◆ **Challenge**:
Report every line in the listing below where the string "Historical" shows up.

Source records

+++++

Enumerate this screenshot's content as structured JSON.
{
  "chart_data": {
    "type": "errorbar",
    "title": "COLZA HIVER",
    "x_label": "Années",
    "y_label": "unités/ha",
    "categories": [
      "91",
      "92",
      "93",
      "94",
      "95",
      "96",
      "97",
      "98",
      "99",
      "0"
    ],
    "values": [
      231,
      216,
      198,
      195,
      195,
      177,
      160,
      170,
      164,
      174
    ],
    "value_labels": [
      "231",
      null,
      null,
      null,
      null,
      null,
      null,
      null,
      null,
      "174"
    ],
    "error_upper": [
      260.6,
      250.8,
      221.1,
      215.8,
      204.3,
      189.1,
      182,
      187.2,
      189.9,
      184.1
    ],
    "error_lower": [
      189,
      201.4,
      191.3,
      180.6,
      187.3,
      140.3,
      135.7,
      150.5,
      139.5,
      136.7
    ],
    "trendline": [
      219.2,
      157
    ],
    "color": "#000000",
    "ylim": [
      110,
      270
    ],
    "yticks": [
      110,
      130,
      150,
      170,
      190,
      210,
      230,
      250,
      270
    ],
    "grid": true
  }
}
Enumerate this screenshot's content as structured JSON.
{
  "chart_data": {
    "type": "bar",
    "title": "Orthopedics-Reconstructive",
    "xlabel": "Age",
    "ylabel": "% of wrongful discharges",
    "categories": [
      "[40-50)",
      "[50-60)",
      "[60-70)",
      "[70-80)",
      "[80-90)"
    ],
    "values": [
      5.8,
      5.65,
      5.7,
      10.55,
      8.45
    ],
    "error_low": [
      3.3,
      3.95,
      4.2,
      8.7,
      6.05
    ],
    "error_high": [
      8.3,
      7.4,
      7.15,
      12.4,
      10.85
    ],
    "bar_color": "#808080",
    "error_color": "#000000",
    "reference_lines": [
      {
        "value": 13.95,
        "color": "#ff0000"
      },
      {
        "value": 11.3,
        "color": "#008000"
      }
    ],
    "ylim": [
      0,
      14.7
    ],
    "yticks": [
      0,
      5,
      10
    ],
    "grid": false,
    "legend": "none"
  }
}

+++++

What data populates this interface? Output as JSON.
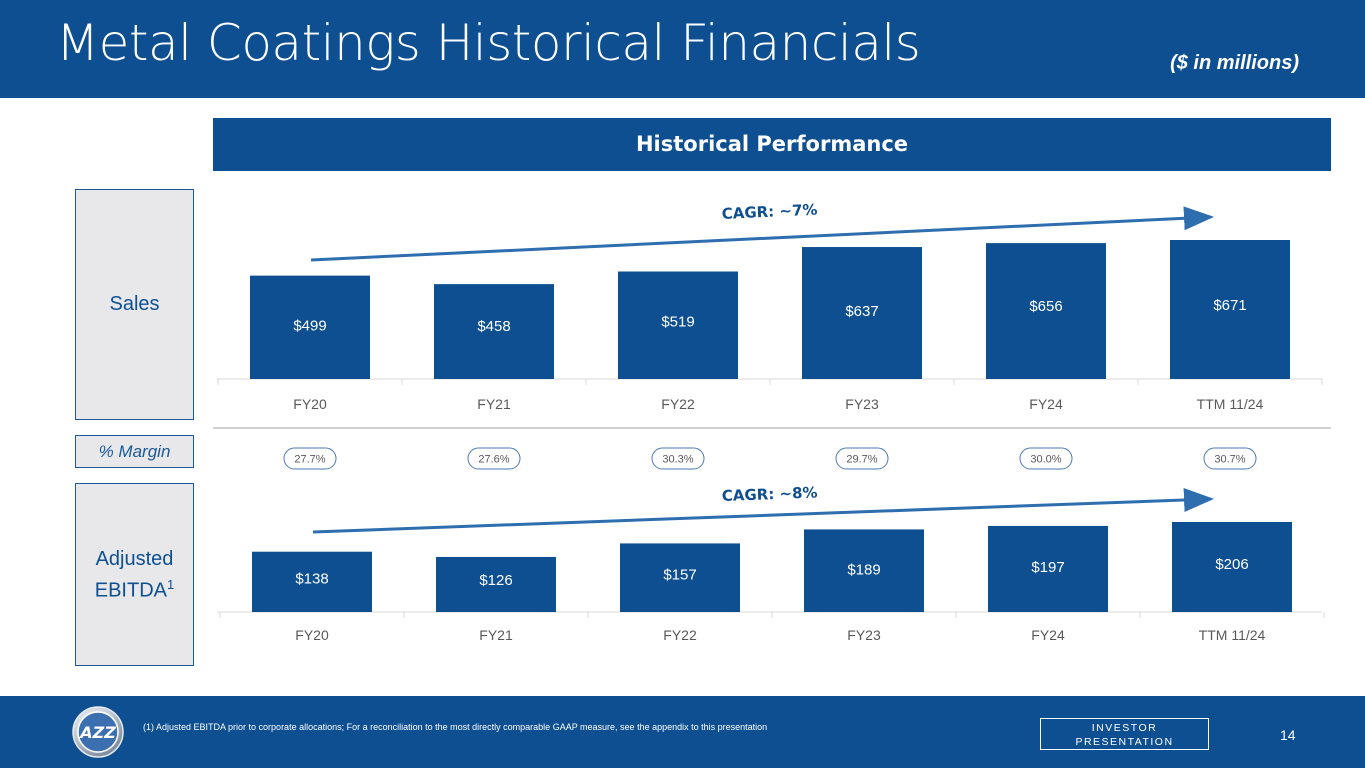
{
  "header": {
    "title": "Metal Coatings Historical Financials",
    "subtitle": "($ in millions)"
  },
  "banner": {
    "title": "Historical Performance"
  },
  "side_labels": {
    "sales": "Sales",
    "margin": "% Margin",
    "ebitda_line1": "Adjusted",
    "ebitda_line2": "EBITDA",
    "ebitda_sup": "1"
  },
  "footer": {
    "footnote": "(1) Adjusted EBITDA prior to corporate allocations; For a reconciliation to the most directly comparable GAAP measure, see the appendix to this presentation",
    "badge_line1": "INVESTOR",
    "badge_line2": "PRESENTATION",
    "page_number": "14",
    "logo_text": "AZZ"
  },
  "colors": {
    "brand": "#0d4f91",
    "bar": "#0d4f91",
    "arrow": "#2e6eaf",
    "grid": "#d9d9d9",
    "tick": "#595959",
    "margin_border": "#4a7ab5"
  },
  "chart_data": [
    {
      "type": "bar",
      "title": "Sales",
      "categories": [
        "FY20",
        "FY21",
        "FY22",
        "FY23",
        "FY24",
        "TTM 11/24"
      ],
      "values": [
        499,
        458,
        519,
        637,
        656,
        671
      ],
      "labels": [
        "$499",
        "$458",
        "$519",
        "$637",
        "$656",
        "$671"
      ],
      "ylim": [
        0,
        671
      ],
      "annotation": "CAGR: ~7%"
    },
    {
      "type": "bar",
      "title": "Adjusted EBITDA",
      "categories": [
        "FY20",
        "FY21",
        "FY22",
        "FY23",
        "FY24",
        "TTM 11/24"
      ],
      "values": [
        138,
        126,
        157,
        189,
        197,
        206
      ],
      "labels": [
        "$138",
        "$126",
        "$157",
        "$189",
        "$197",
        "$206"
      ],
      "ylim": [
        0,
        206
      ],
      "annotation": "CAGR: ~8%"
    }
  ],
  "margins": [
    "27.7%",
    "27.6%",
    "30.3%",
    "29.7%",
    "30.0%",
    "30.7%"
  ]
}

+++++

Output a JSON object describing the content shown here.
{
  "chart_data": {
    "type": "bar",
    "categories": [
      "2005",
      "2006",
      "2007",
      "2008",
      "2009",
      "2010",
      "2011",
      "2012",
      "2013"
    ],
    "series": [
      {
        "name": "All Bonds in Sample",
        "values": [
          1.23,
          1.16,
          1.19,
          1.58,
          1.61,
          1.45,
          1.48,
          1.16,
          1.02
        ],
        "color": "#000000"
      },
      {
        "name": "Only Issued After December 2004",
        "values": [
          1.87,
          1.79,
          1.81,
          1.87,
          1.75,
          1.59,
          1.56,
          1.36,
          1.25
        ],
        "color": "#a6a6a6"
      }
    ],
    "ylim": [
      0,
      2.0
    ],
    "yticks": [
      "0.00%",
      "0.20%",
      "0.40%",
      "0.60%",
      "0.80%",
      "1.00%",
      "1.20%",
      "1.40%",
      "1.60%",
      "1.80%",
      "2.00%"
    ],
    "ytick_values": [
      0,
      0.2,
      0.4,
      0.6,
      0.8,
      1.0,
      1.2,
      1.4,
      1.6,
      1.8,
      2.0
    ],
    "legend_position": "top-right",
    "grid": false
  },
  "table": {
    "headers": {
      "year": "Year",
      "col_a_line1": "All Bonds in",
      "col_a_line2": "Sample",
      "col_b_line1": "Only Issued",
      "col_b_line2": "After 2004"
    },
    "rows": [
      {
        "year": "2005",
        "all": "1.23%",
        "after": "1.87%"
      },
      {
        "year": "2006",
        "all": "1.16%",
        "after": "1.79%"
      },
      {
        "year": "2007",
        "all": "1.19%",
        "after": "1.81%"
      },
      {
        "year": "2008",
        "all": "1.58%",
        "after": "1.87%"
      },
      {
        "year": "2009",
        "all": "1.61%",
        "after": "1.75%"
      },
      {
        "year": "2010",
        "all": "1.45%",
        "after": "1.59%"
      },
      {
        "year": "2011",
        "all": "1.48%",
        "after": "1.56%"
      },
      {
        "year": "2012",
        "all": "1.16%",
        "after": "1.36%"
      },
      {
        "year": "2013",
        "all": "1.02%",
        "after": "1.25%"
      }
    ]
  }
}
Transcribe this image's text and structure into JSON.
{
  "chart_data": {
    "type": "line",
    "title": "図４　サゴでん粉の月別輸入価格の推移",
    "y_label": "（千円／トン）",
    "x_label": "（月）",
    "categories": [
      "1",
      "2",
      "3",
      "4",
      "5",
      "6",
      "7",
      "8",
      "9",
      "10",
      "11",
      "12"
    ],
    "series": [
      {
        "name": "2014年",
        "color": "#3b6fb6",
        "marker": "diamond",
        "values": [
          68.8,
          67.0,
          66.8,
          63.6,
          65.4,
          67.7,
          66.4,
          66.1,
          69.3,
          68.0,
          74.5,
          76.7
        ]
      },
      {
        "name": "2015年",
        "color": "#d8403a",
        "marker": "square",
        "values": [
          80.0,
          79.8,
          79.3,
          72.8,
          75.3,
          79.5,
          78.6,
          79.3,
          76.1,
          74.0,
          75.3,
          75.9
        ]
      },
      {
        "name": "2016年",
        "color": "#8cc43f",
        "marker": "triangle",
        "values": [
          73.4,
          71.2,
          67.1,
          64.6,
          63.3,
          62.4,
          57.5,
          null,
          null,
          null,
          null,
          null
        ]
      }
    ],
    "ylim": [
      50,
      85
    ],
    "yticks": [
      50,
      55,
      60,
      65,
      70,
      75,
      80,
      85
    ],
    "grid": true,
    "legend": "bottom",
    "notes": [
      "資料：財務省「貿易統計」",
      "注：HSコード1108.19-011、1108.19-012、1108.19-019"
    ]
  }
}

+++++

◆ **In response**:
    "title": "Metal Coatings Historical Financials",
    "title": "Historical Performance"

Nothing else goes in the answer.